Stored records:
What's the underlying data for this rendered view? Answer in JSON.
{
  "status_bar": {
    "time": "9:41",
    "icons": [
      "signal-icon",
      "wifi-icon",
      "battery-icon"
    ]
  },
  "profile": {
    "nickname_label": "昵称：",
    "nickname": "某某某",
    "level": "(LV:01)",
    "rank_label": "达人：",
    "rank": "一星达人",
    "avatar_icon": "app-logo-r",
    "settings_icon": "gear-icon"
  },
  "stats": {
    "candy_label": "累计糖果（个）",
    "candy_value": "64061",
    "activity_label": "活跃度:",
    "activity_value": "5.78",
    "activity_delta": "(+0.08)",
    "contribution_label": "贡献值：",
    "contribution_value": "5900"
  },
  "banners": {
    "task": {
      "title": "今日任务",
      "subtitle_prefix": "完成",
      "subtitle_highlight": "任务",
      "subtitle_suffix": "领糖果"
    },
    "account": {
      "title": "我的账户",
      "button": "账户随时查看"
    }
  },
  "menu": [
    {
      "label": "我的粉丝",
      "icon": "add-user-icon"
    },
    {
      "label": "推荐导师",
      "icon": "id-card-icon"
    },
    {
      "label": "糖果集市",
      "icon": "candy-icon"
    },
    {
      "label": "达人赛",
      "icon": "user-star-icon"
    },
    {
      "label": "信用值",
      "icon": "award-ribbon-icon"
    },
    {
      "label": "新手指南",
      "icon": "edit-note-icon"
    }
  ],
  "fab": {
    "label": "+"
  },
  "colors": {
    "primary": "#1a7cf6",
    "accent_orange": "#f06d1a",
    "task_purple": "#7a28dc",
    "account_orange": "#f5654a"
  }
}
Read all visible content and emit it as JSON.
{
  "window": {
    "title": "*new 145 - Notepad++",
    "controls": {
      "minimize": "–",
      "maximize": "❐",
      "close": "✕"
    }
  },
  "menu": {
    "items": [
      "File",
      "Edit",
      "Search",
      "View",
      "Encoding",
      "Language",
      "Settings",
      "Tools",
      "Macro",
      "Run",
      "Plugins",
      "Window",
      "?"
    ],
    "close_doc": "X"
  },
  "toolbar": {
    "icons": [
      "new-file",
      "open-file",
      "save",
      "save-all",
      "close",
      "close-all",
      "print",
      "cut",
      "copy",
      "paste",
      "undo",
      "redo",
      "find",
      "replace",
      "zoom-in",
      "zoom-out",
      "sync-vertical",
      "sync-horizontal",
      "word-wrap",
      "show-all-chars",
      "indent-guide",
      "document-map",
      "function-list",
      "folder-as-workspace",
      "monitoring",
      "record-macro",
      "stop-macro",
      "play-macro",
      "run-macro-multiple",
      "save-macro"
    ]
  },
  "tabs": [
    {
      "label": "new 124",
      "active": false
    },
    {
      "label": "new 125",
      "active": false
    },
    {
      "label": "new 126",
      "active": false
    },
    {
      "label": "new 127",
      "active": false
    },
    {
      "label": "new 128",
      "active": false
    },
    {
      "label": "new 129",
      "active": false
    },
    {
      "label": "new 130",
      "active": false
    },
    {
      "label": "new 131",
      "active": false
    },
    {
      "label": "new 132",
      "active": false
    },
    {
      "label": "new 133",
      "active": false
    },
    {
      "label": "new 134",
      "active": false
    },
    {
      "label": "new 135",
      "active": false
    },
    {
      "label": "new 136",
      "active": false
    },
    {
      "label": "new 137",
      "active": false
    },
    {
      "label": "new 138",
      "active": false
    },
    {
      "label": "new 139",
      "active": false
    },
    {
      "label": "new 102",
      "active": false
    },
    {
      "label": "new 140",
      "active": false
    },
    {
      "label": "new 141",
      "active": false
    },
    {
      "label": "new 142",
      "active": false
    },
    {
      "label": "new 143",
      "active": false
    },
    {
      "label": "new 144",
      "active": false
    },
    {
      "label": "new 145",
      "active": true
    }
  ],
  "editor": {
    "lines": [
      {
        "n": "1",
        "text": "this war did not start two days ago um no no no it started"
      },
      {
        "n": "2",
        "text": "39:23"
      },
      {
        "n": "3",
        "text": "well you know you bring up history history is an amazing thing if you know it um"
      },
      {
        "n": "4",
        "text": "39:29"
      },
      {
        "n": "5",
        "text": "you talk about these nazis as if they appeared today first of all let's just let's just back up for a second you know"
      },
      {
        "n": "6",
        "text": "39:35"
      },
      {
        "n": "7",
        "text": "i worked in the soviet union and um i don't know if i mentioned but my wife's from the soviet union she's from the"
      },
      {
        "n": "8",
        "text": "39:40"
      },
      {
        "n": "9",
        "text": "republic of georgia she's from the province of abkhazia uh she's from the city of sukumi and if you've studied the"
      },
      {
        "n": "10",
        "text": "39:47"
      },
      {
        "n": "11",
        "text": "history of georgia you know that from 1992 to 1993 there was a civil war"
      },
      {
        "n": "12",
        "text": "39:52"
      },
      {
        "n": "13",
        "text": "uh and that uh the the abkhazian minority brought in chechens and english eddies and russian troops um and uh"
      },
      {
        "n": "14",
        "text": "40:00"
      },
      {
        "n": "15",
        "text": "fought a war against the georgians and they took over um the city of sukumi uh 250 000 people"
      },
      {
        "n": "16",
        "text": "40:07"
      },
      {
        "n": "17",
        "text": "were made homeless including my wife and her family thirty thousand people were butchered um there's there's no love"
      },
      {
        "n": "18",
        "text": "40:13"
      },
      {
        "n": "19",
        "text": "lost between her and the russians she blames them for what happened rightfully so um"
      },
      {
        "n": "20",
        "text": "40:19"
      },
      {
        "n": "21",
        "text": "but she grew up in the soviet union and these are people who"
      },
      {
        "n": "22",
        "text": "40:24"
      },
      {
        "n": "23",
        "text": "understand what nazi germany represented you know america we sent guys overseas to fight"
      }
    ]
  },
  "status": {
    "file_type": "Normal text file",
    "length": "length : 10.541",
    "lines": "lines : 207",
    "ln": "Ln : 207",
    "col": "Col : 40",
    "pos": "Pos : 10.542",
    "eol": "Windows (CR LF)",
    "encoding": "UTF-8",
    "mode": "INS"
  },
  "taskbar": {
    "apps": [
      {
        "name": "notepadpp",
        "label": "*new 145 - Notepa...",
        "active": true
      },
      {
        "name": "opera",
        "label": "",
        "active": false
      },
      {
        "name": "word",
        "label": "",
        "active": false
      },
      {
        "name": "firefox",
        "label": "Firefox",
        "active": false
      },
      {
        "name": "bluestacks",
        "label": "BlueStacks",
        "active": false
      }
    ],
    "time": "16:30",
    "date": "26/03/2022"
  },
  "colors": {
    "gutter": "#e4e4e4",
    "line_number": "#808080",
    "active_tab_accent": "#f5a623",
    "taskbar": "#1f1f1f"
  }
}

Exercise directions: Would you give the material above again, complete and exact?

Result below:
What's the underlying data for this rendered view? Answer in JSON.
{
  "status_bar": {
    "time": "9:41",
    "icons": [
      "signal-icon",
      "wifi-icon",
      "battery-icon"
    ]
  },
  "profile": {
    "nickname_label": "昵称：",
    "nickname": "某某某",
    "level": "(LV:01)",
    "rank_label": "达人：",
    "rank": "一星达人",
    "avatar_icon": "app-logo-r",
    "settings_icon": "gear-icon"
  },
  "stats": {
    "candy_label": "累计糖果（个）",
    "candy_value": "64061",
    "activity_label": "活跃度:",
    "activity_value": "5.78",
    "activity_delta": "(+0.08)",
    "contribution_label": "贡献值：",
    "contribution_value": "5900"
  },
  "banners": {
    "task": {
      "title": "今日任务",
      "subtitle_prefix": "完成",
      "subtitle_highlight": "任务",
      "subtitle_suffix": "领糖果"
    },
    "account": {
      "title": "我的账户",
      "button": "账户随时查看"
    }
  },
  "menu": [
    {
      "label": "我的粉丝",
      "icon": "add-user-icon"
    },
    {
      "label": "推荐导师",
      "icon": "id-card-icon"
    },
    {
      "label": "糖果集市",
      "icon": "candy-icon"
    },
    {
      "label": "达人赛",
      "icon": "user-star-icon"
    },
    {
      "label": "信用值",
      "icon": "award-ribbon-icon"
    },
    {
      "label": "新手指南",
      "icon": "edit-note-icon"
    }
  ],
  "fab": {
    "label": "+"
  },
  "colors": {
    "primary": "#1a7cf6",
    "accent_orange": "#f06d1a",
    "task_purple": "#7a28dc",
    "account_orange": "#f5654a"
  }
}
Read all visible content and emit it as JSON.
{
  "window": {
    "title": "*new 145 - Notepad++",
    "controls": {
      "minimize": "–",
      "maximize": "❐",
      "close": "✕"
    }
  },
  "menu": {
    "items": [
      "File",
      "Edit",
      "Search",
      "View",
      "Encoding",
      "Language",
      "Settings",
      "Tools",
      "Macro",
      "Run",
      "Plugins",
      "Window",
      "?"
    ],
    "close_doc": "X"
  },
  "toolbar": {
    "icons": [
      "new-file",
      "open-file",
      "save",
      "save-all",
      "close",
      "close-all",
      "print",
      "cut",
      "copy",
      "paste",
      "undo",
      "redo",
      "find",
      "replace",
      "zoom-in",
      "zoom-out",
      "sync-vertical",
      "sync-horizontal",
      "word-wrap",
      "show-all-chars",
      "indent-guide",
      "document-map",
      "function-list",
      "folder-as-workspace",
      "monitoring",
      "record-macro",
      "stop-macro",
      "play-macro",
      "run-macro-multiple",
      "save-macro"
    ]
  },
  "tabs": [
    {
      "label": "new 124",
      "active": false
    },
    {
      "label": "new 125",
      "active": false
    },
    {
      "label": "new 126",
      "active": false
    },
    {
      "label": "new 127",
      "active": false
    },
    {
      "label": "new 128",
      "active": false
    },
    {
      "label": "new 129",
      "active": false
    },
    {
      "label": "new 130",
      "active": false
    },
    {
      "label": "new 131",
      "active": false
    },
    {
      "label": "new 132",
      "active": false
    },
    {
      "label": "new 133",
      "active": false
    },
    {
      "label": "new 134",
      "active": false
    },
    {
      "label": "new 135",
      "active": false
    },
    {
      "label": "new 136",
      "active": false
    },
    {
      "label": "new 137",
      "active": false
    },
    {
      "label": "new 138",
      "active": false
    },
    {
      "label": "new 139",
      "active": false
    },
    {
      "label": "new 102",
      "active": false
    },
    {
      "label": "new 140",
      "active": false
    },
    {
      "label": "new 141",
      "active": false
    },
    {
      "label": "new 142",
      "active": false
    },
    {
      "label": "new 143",
      "active": false
    },
    {
      "label": "new 144",
      "active": false
    },
    {
      "label": "new 145",
      "active": true
    }
  ],
  "editor": {
    "lines": [
      {
        "n": "1",
        "text": "this war did not start two days ago um no no no it started"
      },
      {
        "n": "2",
        "text": "39:23"
      },
      {
        "n": "3",
        "text": "well you know you bring up history history is an amazing thing if you know it um"
      },
      {
        "n": "4",
        "text": "39:29"
      },
      {
        "n": "5",
        "text": "you talk about these nazis as if they appeared today first of all let's just let's just back up for a second you know"
      },
      {
        "n": "6",
        "text": "39:35"
      },
      {
        "n": "7",
        "text": "i worked in the soviet union and um i don't know if i mentioned but my wife's from the soviet union she's from the"
      },
      {
        "n": "8",
        "text": "39:40"
      },
      {
        "n": "9",
        "text": "republic of georgia she's from the province of abkhazia uh she's from the city of sukumi and if you've studied the"
      },
      {
        "n": "10",
        "text": "39:47"
      },
      {
        "n": "11",
        "text": "history of georgia you know that from 1992 to 1993 there was a civil war"
      },
      {
        "n": "12",
        "text": "39:52"
      },
      {
        "n": "13",
        "text": "uh and that uh the the abkhazian minority brought in chechens and english eddies and russian troops um and uh"
      },
      {
        "n": "14",
        "text": "40:00"
      },
      {
        "n": "15",
        "text": "fought a war against the georgians and they took over um the city of sukumi uh 250 000 people"
      },
      {
        "n": "16",
        "text": "40:07"
      },
      {
        "n": "17",
        "text": "were made homeless including my wife and her family thirty thousand people were butchered um there's there's no love"
      },
      {
        "n": "18",
        "text": "40:13"
      },
      {
        "n": "19",
        "text": "lost between her and the russians she blames them for what happened rightfully so um"
      },
      {
        "n": "20",
        "text": "40:19"
      },
      {
        "n": "21",
        "text": "but she grew up in the soviet union and these are people who"
      },
      {
        "n": "22",
        "text": "40:24"
      },
      {
        "n": "23",
        "text": "understand what nazi germany represented you know america we sent guys overseas to fight"
      }
    ]
  },
  "status": {
    "file_type": "Normal text file",
    "length": "length : 10.541",
    "lines": "lines : 207",
    "ln": "Ln : 207",
    "col": "Col : 40",
    "pos": "Pos : 10.542",
    "eol": "Windows (CR LF)",
    "encoding": "UTF-8",
    "mode": "INS"
  },
  "taskbar": {
    "apps": [
      {
        "name": "notepadpp",
        "label": "*new 145 - Notepa...",
        "active": true
      },
      {
        "name": "opera",
        "label": "",
        "active": false
      },
      {
        "name": "word",
        "label": "",
        "active": false
      },
      {
        "name": "firefox",
        "label": "Firefox",
        "active": false
      },
      {
        "name": "bluestacks",
        "label": "BlueStacks",
        "active": false
      }
    ],
    "time": "16:30",
    "date": "26/03/2022"
  },
  "colors": {
    "gutter": "#e4e4e4",
    "line_number": "#808080",
    "active_tab_accent": "#f5a623",
    "taskbar": "#1f1f1f"
  }
}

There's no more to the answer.